## Requirement
Turn every line of the records below into a JSON list of strings, one string per line, leaving out blank lines and pictures.

## Exercise input
::::
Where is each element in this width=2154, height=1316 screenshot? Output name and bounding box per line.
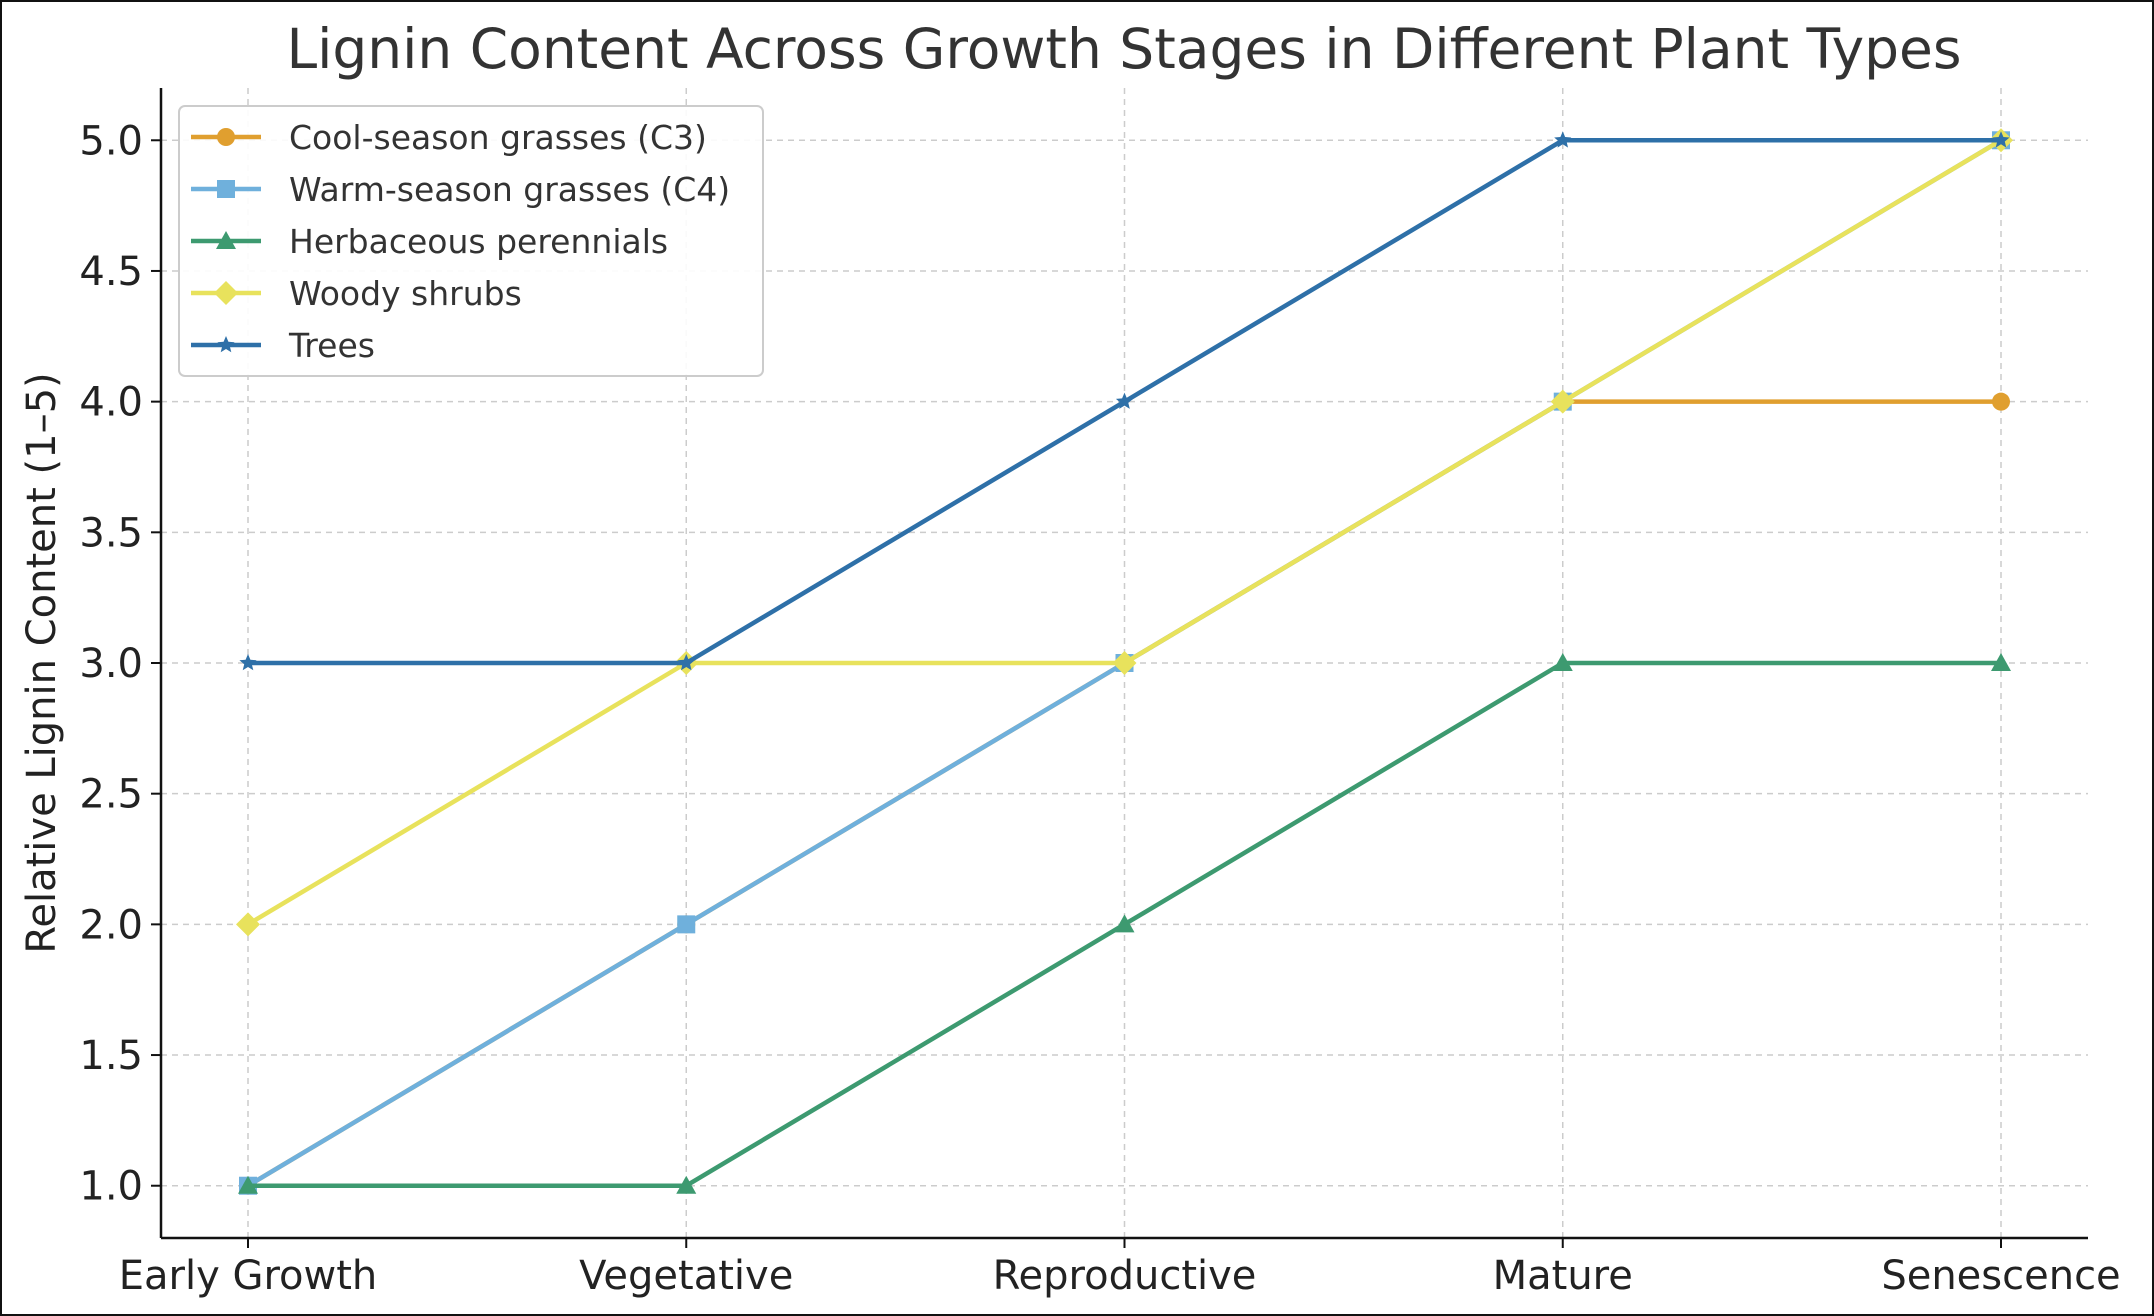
chart-title: Lignin Content Across Growth Stages in D…	[286, 17, 1961, 81]
y-tick-label: 5.0	[79, 118, 143, 164]
x-tick-label: Mature	[1493, 1253, 1633, 1299]
legend-item: Woody shrubs	[191, 274, 522, 313]
data-point-marker	[1112, 651, 1137, 675]
y-axis-label: Relative Lignin Content (1–5)	[19, 372, 65, 953]
data-point-marker	[1115, 392, 1134, 409]
legend-box	[178, 105, 764, 377]
data-point-marker	[1992, 392, 2010, 411]
data-point-marker	[1991, 653, 2011, 671]
legend-marker	[214, 281, 238, 305]
legend-label: Warm-season grasses (C4)	[289, 170, 730, 209]
data-point-marker	[1114, 914, 1135, 933]
y-tick-label: 1.5	[79, 1033, 143, 1079]
y-tick-label: 3.5	[79, 510, 143, 556]
legend-label: Herbaceous perennials	[289, 222, 668, 261]
legend: Cool-season grasses (C3) Warm-season gras…	[178, 105, 764, 377]
data-point-marker	[1552, 653, 1573, 671]
series-2	[238, 653, 2011, 1194]
legend-item: Warm-season grasses (C4)	[191, 170, 730, 209]
x-tick-label: Reproductive	[993, 1253, 1257, 1299]
data-point-marker	[677, 915, 696, 934]
data-point-marker	[239, 654, 257, 671]
x-tick-label: Senescence	[1881, 1253, 2120, 1299]
legend-marker	[217, 128, 235, 146]
x-tick-label: Vegetative	[579, 1253, 793, 1299]
legend-marker	[216, 231, 236, 249]
legend-marker	[217, 336, 235, 353]
legend-label: Cool-season grasses (C3)	[289, 118, 707, 157]
series-layer	[236, 128, 2013, 1195]
legend-label: Trees	[288, 326, 375, 365]
y-tick-label: 2.5	[79, 772, 143, 818]
legend-marker	[217, 180, 235, 198]
legend-item: Cool-season grasses (C3)	[191, 118, 707, 157]
legend-label: Woody shrubs	[289, 274, 522, 313]
y-tick-label: 4.0	[79, 380, 143, 426]
data-point-marker	[1992, 131, 2010, 148]
ticks-layer: 1.0 1.5 2.0 2.5 3.0 3.5 4.0 4.5 5.0 Early Growth V…	[79, 118, 2120, 1299]
series-4	[239, 131, 2010, 671]
data-point-marker	[1554, 131, 1572, 148]
y-tick-label: 3.0	[79, 641, 143, 687]
data-point-marker	[677, 654, 695, 671]
data-point-marker	[238, 1175, 258, 1194]
data-point-marker	[676, 1175, 697, 1194]
legend-item: Trees	[191, 326, 375, 365]
y-tick-label: 1.0	[79, 1164, 143, 1210]
x-tick-label: Early Growth	[119, 1253, 378, 1299]
y-tick-label: 4.5	[79, 249, 143, 295]
legend-item: Herbaceous perennials	[191, 222, 668, 261]
data-point-marker	[1550, 389, 1575, 414]
y-tick-label: 2.0	[79, 902, 143, 948]
data-point-marker	[236, 912, 260, 937]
::::
## Solution for this task
[
  "Where is each element in this width=2154, height=1316 screenshot? Output name and bounding box per line.",
  "chart-title: Lignin Content Across Growth Stages in D…\t[286, 17, 1961, 81]",
  "y-tick-label: 5.0\t[79, 118, 143, 164]",
  "x-tick-label: Mature\t[1493, 1253, 1633, 1299]",
  "legend-item: Woody shrubs\t[191, 274, 522, 313]",
  "data-point-marker\t[1112, 651, 1137, 675]",
  "y-axis-label: Relative Lignin Content (1–5)\t[19, 372, 65, 953]",
  "data-point-marker\t[1115, 392, 1134, 409]",
  "legend-box\t[178, 105, 764, 377]",
  "data-point-marker\t[1992, 392, 2010, 411]",
  "data-point-marker\t[1991, 653, 2011, 671]",
  "legend-marker\t[214, 281, 238, 305]",
  "legend-label: Warm-season grasses (C4)\t[289, 170, 730, 209]",
  "data-point-marker\t[1114, 914, 1135, 933]",
  "y-tick-label: 1.5\t[79, 1033, 143, 1079]",
  "y-tick-label: 3.5\t[79, 510, 143, 556]",
  "legend-label: Herbaceous perennials\t[289, 222, 668, 261]",
  "legend: Cool-season grasses (C3) Warm-season gras…\t[178, 105, 764, 377]",
  "data-point-marker\t[1552, 653, 1573, 671]",
  "series-2\t[238, 653, 2011, 1194]",
  "legend-item: Warm-season grasses (C4)\t[191, 170, 730, 209]",
  "x-tick-label: Reproductive\t[993, 1253, 1257, 1299]",
  "data-point-marker\t[677, 915, 696, 934]",
  "data-point-marker\t[239, 654, 257, 671]",
  "x-tick-label: Senescence\t[1881, 1253, 2120, 1299]",
  "legend-marker\t[217, 128, 235, 146]",
  "x-tick-label: Vegetative\t[579, 1253, 793, 1299]",
  "legend-marker\t[216, 231, 236, 249]",
  "legend-marker\t[217, 336, 235, 353]",
  "legend-label: Cool-season grasses (C3)\t[289, 118, 707, 157]",
  "series-layer\t[236, 128, 2013, 1195]",
  "legend-label: Trees\t[288, 326, 375, 365]",
  "y-tick-label: 2.5\t[79, 772, 143, 818]",
  "legend-marker\t[217, 180, 235, 198]",
  "legend-item: Cool-season grasses (C3)\t[191, 118, 707, 157]",
  "legend-label: Woody shrubs\t[289, 274, 522, 313]",
  "y-tick-label: 4.0\t[79, 380, 143, 426]",
  "data-point-marker\t[1992, 131, 2010, 148]",
  "ticks-layer: 1.0 1.5 2.0 2.5 3.0 3.5 4.0 4.5 5.0 Early Growth V…\t[79, 118, 2120, 1299]",
  "series-4\t[239, 131, 2010, 671]",
  "data-point-marker\t[1554, 131, 1572, 148]",
  "y-tick-label: 3.0\t[79, 641, 143, 687]",
  "data-point-marker\t[677, 654, 695, 671]",
  "data-point-marker\t[238, 1175, 258, 1194]",
  "data-point-marker\t[676, 1175, 697, 1194]",
  "legend-item: Trees\t[191, 326, 375, 365]",
  "y-tick-label: 1.0\t[79, 1164, 143, 1210]",
  "x-tick-label: Early Growth\t[119, 1253, 378, 1299]",
  "y-tick-label: 4.5\t[79, 249, 143, 295]",
  "legend-item: Herbaceous perennials\t[191, 222, 668, 261]",
  "data-point-marker\t[1550, 389, 1575, 414]",
  "y-tick-label: 2.0\t[79, 902, 143, 948]",
  "data-point-marker\t[236, 912, 260, 937]"
]